• _WORK INSTRUCTIONS_
Write out all of the records precisely. Skip anything that is a picture.

• _EXTRACTED DATA_
Start

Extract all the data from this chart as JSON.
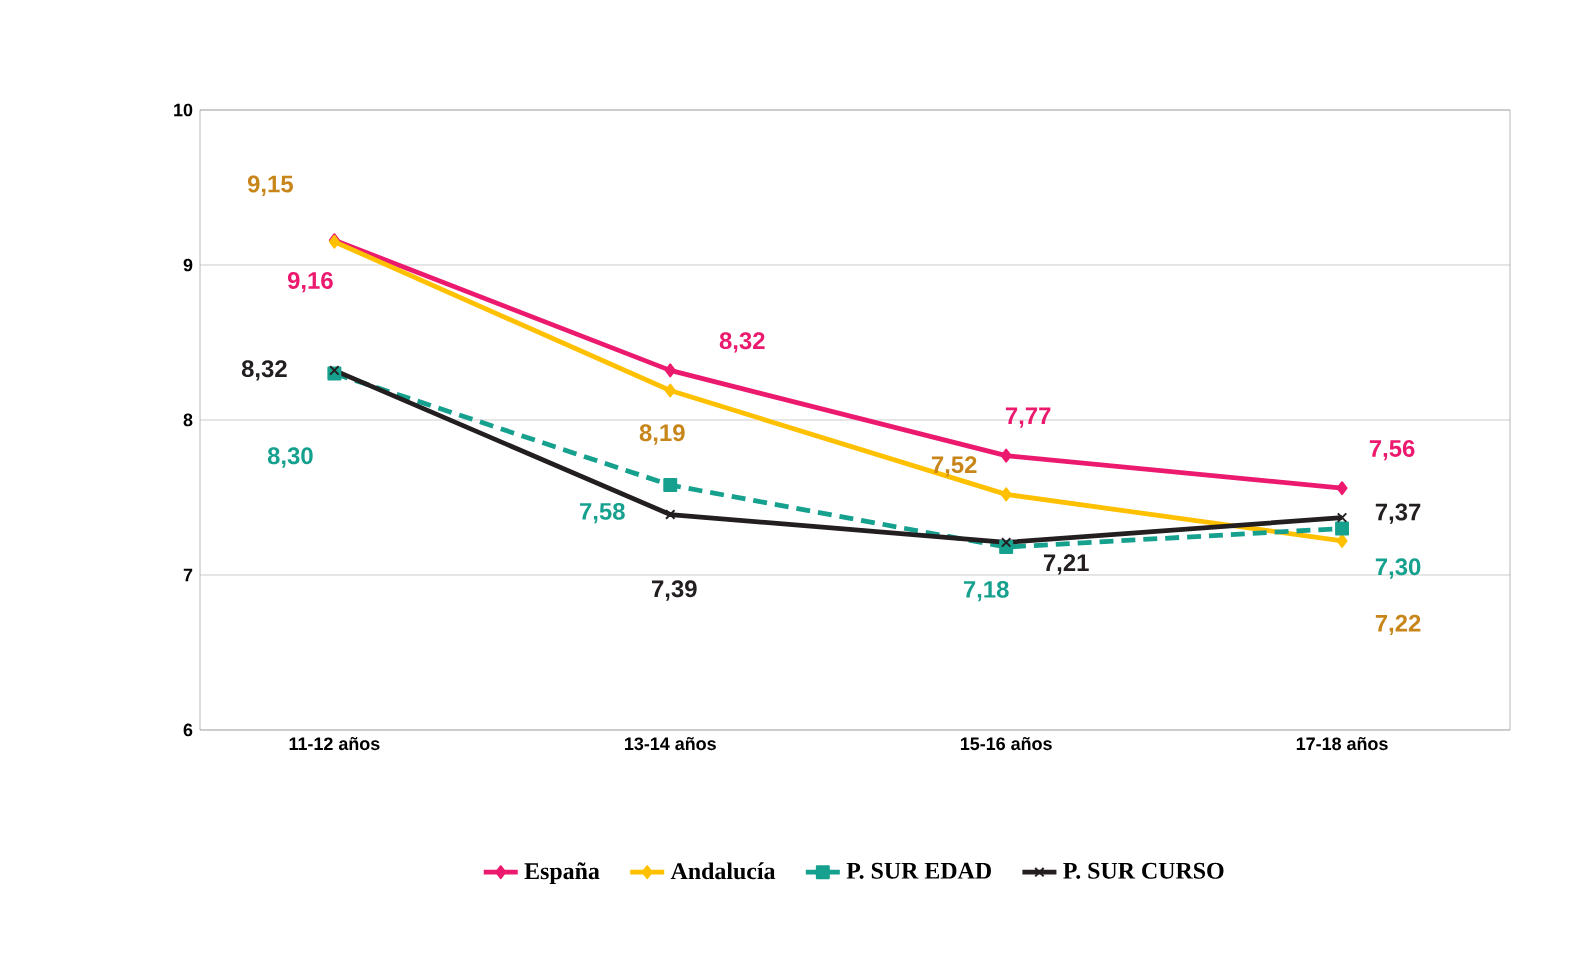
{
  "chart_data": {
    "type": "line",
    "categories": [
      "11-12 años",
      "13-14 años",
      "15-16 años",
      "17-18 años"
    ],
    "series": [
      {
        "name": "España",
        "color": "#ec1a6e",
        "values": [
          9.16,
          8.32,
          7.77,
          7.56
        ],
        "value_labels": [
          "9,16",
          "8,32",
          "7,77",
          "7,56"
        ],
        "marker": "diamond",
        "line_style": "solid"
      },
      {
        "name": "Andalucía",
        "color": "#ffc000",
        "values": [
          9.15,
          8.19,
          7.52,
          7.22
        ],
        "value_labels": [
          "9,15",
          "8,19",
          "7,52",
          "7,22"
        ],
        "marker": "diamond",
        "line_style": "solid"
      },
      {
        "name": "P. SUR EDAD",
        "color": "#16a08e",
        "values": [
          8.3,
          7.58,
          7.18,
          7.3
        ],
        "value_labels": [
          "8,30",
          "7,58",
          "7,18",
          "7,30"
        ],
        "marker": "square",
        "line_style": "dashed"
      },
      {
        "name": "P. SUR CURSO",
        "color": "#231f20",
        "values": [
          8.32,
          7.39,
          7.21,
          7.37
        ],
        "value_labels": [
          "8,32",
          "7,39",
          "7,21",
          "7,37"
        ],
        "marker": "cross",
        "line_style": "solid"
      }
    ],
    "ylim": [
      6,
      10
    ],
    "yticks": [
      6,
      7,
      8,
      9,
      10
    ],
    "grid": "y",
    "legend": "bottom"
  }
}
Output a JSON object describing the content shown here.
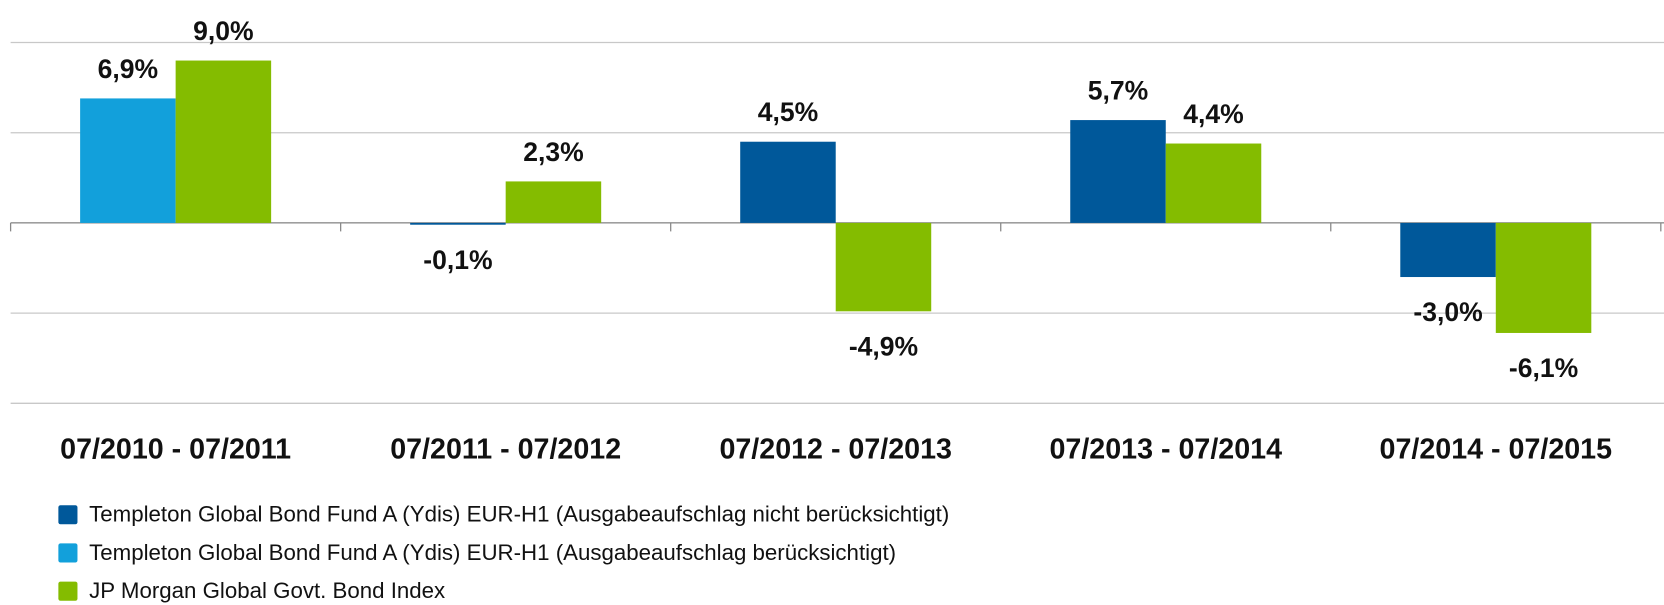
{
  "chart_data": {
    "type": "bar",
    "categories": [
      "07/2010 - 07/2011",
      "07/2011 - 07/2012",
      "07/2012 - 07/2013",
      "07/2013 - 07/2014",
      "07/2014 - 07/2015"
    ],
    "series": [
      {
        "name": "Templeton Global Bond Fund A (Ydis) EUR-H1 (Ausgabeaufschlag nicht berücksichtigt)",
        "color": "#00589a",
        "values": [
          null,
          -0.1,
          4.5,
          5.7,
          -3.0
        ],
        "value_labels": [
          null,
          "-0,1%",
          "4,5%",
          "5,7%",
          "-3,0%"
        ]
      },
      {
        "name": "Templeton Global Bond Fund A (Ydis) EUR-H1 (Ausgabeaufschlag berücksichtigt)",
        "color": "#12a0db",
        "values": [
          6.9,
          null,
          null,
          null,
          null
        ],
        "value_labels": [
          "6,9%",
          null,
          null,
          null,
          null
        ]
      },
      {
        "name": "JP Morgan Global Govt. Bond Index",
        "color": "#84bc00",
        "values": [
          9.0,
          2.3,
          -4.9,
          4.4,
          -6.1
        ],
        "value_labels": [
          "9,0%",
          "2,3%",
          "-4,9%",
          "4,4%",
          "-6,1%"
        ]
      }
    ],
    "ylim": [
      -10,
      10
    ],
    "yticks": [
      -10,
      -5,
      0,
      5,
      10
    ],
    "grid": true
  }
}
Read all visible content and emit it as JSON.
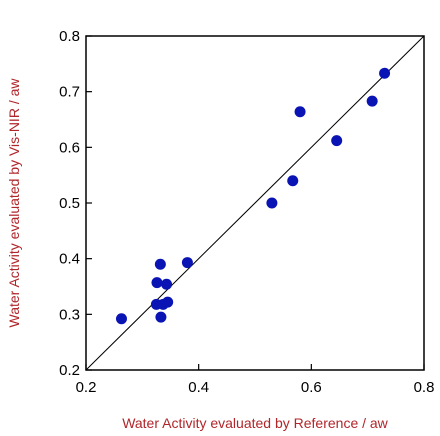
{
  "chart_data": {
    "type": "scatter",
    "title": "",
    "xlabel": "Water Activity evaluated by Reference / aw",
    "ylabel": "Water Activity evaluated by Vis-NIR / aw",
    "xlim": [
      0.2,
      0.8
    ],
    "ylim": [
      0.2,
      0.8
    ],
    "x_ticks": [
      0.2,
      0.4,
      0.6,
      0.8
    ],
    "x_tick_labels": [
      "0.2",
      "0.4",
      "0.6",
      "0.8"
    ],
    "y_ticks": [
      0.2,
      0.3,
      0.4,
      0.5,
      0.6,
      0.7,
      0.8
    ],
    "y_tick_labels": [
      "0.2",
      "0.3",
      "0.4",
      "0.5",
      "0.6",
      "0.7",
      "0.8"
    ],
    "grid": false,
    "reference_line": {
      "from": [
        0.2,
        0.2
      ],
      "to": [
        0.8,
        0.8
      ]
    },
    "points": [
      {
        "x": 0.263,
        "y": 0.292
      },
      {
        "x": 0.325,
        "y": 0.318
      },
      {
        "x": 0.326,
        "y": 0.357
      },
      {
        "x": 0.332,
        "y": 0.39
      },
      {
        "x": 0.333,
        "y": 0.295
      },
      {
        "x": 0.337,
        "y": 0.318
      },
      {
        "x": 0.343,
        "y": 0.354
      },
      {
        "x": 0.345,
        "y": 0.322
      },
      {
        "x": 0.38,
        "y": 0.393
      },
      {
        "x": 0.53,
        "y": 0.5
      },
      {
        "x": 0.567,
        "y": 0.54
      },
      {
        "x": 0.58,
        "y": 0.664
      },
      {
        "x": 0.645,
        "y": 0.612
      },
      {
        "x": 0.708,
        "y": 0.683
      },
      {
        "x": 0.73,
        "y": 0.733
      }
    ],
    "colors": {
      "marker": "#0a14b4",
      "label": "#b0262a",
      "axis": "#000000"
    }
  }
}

End

• _ANSWER FOR THE TASK_
Extract all the data from this chart as JSON.
{
  "chart_data": {
    "type": "line",
    "categories": [
      "11-12 años",
      "13-14 años",
      "15-16 años",
      "17-18 años"
    ],
    "series": [
      {
        "name": "España",
        "color": "#ec1a6e",
        "values": [
          9.16,
          8.32,
          7.77,
          7.56
        ],
        "value_labels": [
          "9,16",
          "8,32",
          "7,77",
          "7,56"
        ],
        "marker": "diamond",
        "line_style": "solid"
      },
      {
        "name": "Andalucía",
        "color": "#ffc000",
        "values": [
          9.15,
          8.19,
          7.52,
          7.22
        ],
        "value_labels": [
          "9,15",
          "8,19",
          "7,52",
          "7,22"
        ],
        "marker": "diamond",
        "line_style": "solid"
      },
      {
        "name": "P. SUR EDAD",
        "color": "#16a08e",
        "values": [
          8.3,
          7.58,
          7.18,
          7.3
        ],
        "value_labels": [
          "8,30",
          "7,58",
          "7,18",
          "7,30"
        ],
        "marker": "square",
        "line_style": "dashed"
      },
      {
        "name": "P. SUR CURSO",
        "color": "#231f20",
        "values": [
          8.32,
          7.39,
          7.21,
          7.37
        ],
        "value_labels": [
          "8,32",
          "7,39",
          "7,21",
          "7,37"
        ],
        "marker": "cross",
        "line_style": "solid"
      }
    ],
    "ylim": [
      6,
      10
    ],
    "yticks": [
      6,
      7,
      8,
      9,
      10
    ],
    "grid": "y",
    "legend": "bottom"
  }
}
Output a JSON object describing the content shown here.
{
  "chart_data": {
    "type": "bar",
    "categories": [
      "07/2010 - 07/2011",
      "07/2011 - 07/2012",
      "07/2012 - 07/2013",
      "07/2013 - 07/2014",
      "07/2014 - 07/2015"
    ],
    "series": [
      {
        "name": "Templeton Global Bond Fund A (Ydis) EUR-H1 (Ausgabeaufschlag nicht berücksichtigt)",
        "color": "#00589a",
        "values": [
          null,
          -0.1,
          4.5,
          5.7,
          -3.0
        ],
        "value_labels": [
          null,
          "-0,1%",
          "4,5%",
          "5,7%",
          "-3,0%"
        ]
      },
      {
        "name": "Templeton Global Bond Fund A (Ydis) EUR-H1 (Ausgabeaufschlag berücksichtigt)",
        "color": "#12a0db",
        "values": [
          6.9,
          null,
          null,
          null,
          null
        ],
        "value_labels": [
          "6,9%",
          null,
          null,
          null,
          null
        ]
      },
      {
        "name": "JP Morgan Global Govt. Bond Index",
        "color": "#84bc00",
        "values": [
          9.0,
          2.3,
          -4.9,
          4.4,
          -6.1
        ],
        "value_labels": [
          "9,0%",
          "2,3%",
          "-4,9%",
          "4,4%",
          "-6,1%"
        ]
      }
    ],
    "ylim": [
      -10,
      10
    ],
    "yticks": [
      -10,
      -5,
      0,
      5,
      10
    ],
    "grid": true
  }
}
Read all visible content and emit it as JSON.
{
  "chart_data": {
    "type": "scatter",
    "title": "",
    "xlabel": "Water Activity evaluated by Reference / aw",
    "ylabel": "Water Activity evaluated by Vis-NIR / aw",
    "xlim": [
      0.2,
      0.8
    ],
    "ylim": [
      0.2,
      0.8
    ],
    "x_ticks": [
      0.2,
      0.4,
      0.6,
      0.8
    ],
    "x_tick_labels": [
      "0.2",
      "0.4",
      "0.6",
      "0.8"
    ],
    "y_ticks": [
      0.2,
      0.3,
      0.4,
      0.5,
      0.6,
      0.7,
      0.8
    ],
    "y_tick_labels": [
      "0.2",
      "0.3",
      "0.4",
      "0.5",
      "0.6",
      "0.7",
      "0.8"
    ],
    "grid": false,
    "reference_line": {
      "from": [
        0.2,
        0.2
      ],
      "to": [
        0.8,
        0.8
      ]
    },
    "points": [
      {
        "x": 0.263,
        "y": 0.292
      },
      {
        "x": 0.325,
        "y": 0.318
      },
      {
        "x": 0.326,
        "y": 0.357
      },
      {
        "x": 0.332,
        "y": 0.39
      },
      {
        "x": 0.333,
        "y": 0.295
      },
      {
        "x": 0.337,
        "y": 0.318
      },
      {
        "x": 0.343,
        "y": 0.354
      },
      {
        "x": 0.345,
        "y": 0.322
      },
      {
        "x": 0.38,
        "y": 0.393
      },
      {
        "x": 0.53,
        "y": 0.5
      },
      {
        "x": 0.567,
        "y": 0.54
      },
      {
        "x": 0.58,
        "y": 0.664
      },
      {
        "x": 0.645,
        "y": 0.612
      },
      {
        "x": 0.708,
        "y": 0.683
      },
      {
        "x": 0.73,
        "y": 0.733
      }
    ],
    "colors": {
      "marker": "#0a14b4",
      "label": "#b0262a",
      "axis": "#000000"
    }
  }
}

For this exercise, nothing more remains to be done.